Tell how many lines include the string "Give". Answer with a single number.

>> start RAW DATA

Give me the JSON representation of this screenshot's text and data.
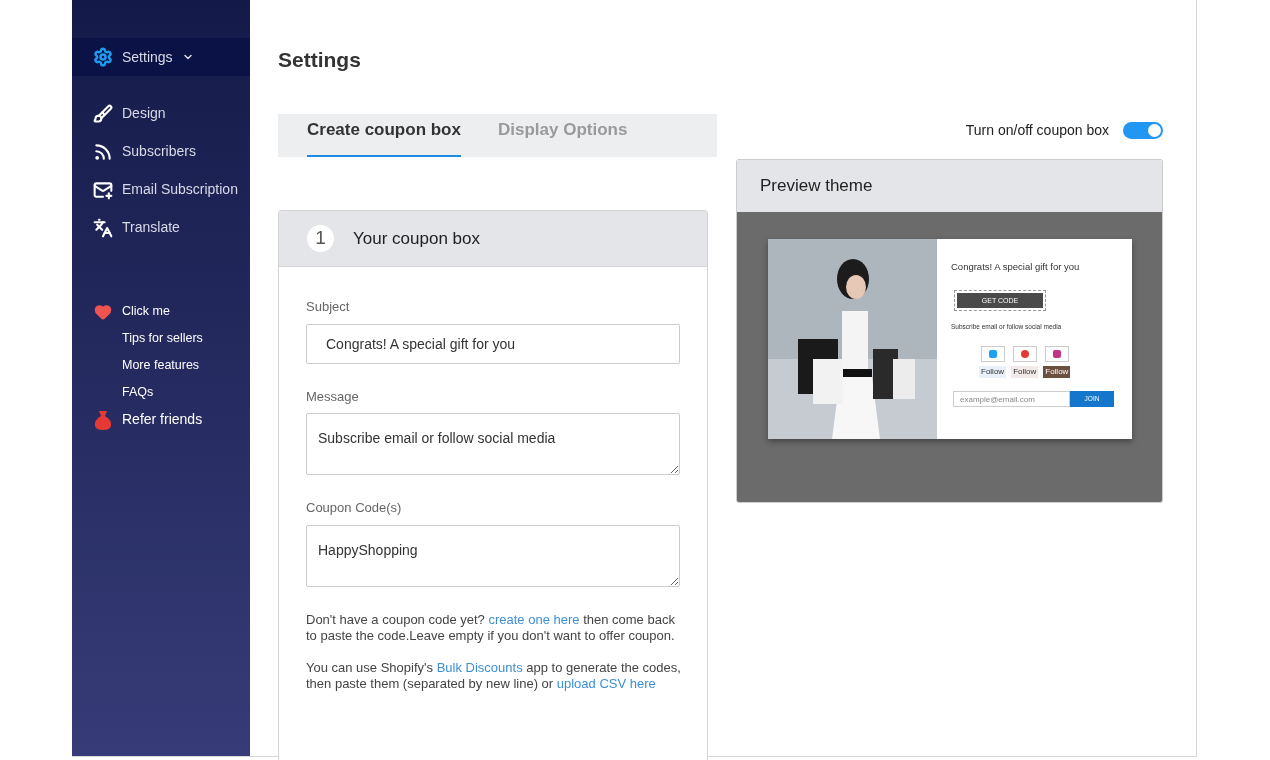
{
  "sidebar": {
    "header": {
      "label": "Settings",
      "expanded": false
    },
    "nav": [
      {
        "label": "Design"
      },
      {
        "label": "Subscribers"
      },
      {
        "label": "Email Subscription"
      },
      {
        "label": "Translate"
      }
    ],
    "extras": [
      {
        "label": "Click me"
      },
      {
        "label": "Tips for sellers"
      },
      {
        "label": "More features"
      },
      {
        "label": "FAQs"
      },
      {
        "label": "Refer friends"
      }
    ]
  },
  "page_title": "Settings",
  "tabs": [
    {
      "label": "Create coupon box",
      "selected": true
    },
    {
      "label": "Display Options",
      "selected": false
    }
  ],
  "toggle": {
    "label": "Turn on/off coupon box",
    "on": true
  },
  "section": {
    "number": "1",
    "title": "Your coupon box",
    "fields": [
      {
        "label": "Subject",
        "value": "Congrats! A special gift for you",
        "kind": "input"
      },
      {
        "label": "Message",
        "value": "Subscribe email or follow social media",
        "kind": "textarea"
      },
      {
        "label": "Coupon Code(s)",
        "value": "HappyShopping",
        "kind": "textarea"
      }
    ],
    "notes": [
      [
        {
          "text": "Don't have a coupon code yet? "
        },
        {
          "link": "create one here"
        },
        {
          "text": " then come back to paste the code.Leave empty if you don't want to offer coupon."
        }
      ],
      [
        {
          "text": "You can use Shopify's "
        },
        {
          "link": "Bulk Discounts"
        },
        {
          "text": " app to generate the codes, then paste them (separated by new line) or "
        },
        {
          "link": "upload CSV here"
        }
      ]
    ]
  },
  "preview": {
    "title": "Preview theme",
    "popup": {
      "heading": "Congrats! A special gift for you",
      "button": "GET CODE",
      "message": "Subscribe email or follow social media",
      "social": [
        {
          "label": "Follow"
        },
        {
          "label": "Follow"
        },
        {
          "label": "Follow"
        }
      ],
      "email_placeholder": "example@email.com",
      "join": "JOIN"
    }
  }
}
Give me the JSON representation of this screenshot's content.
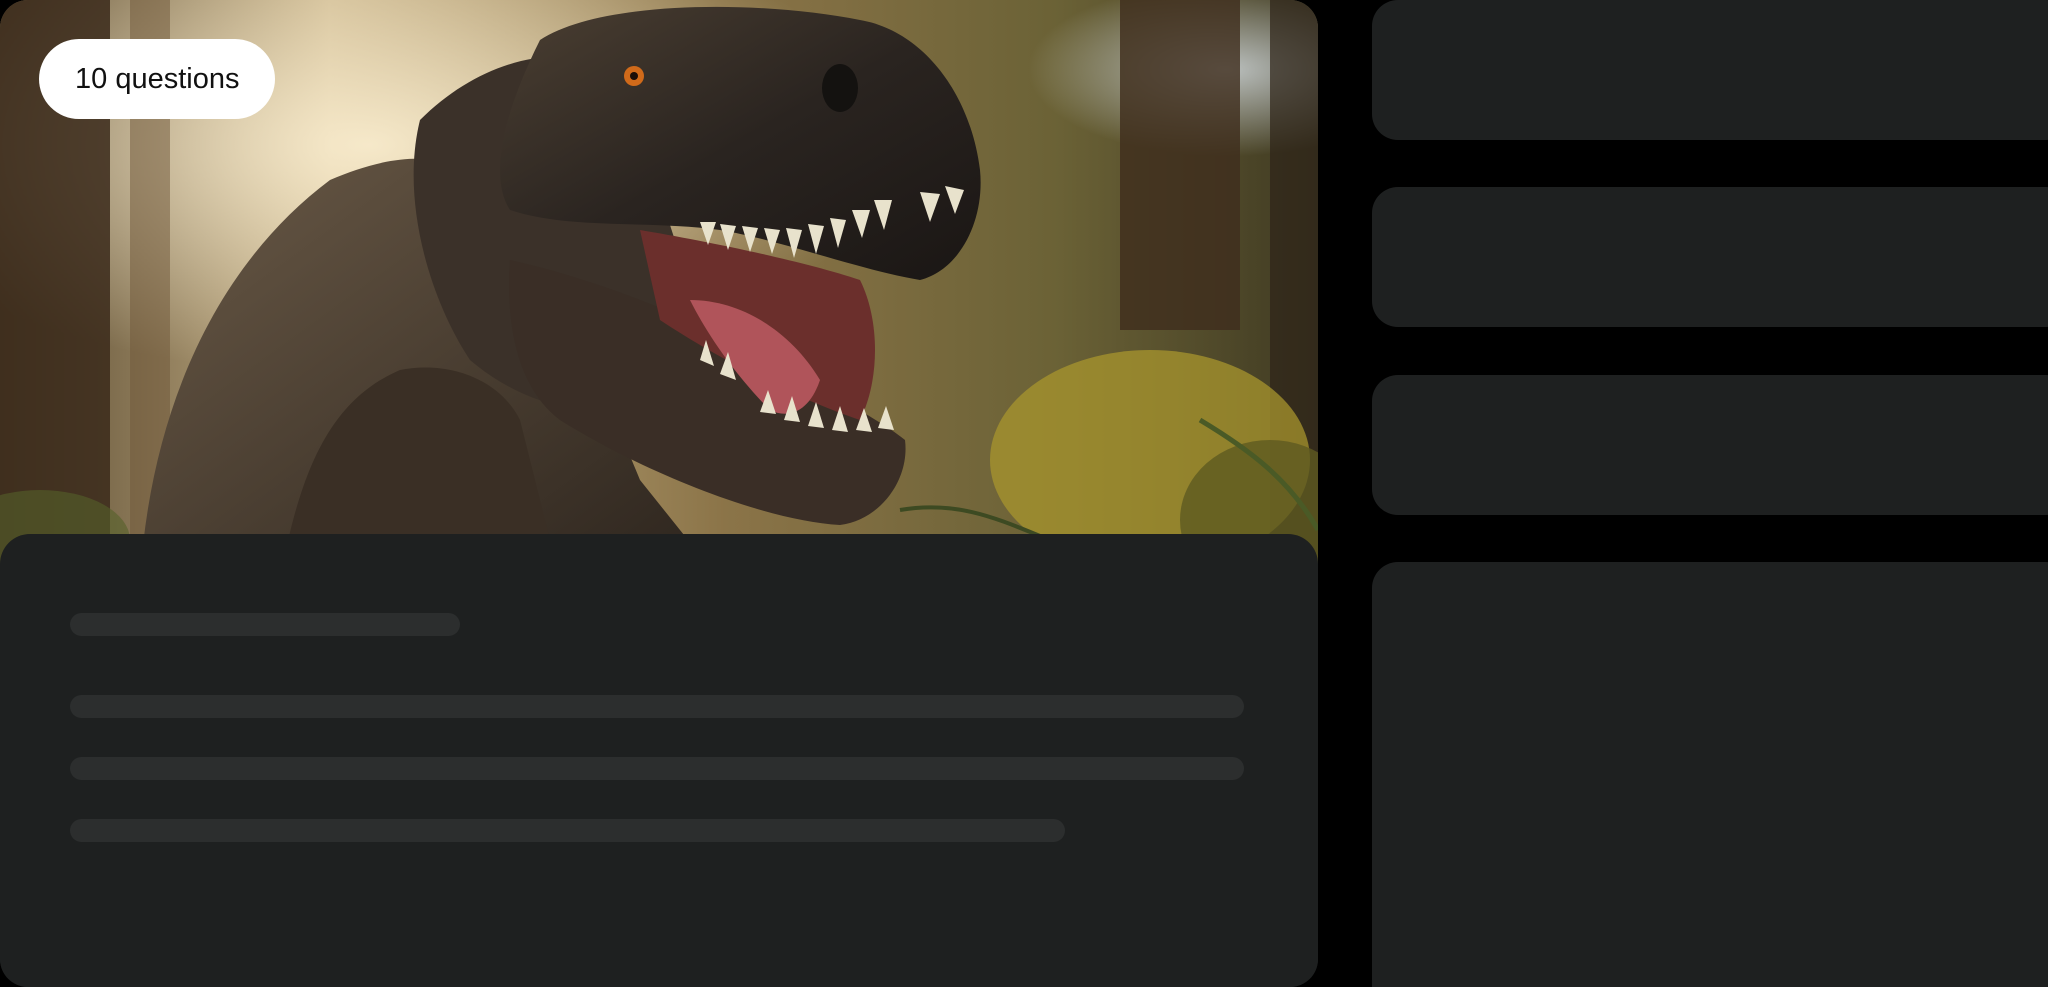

>> end RAW DATA

RESULT FOR THIS EXERCISE
2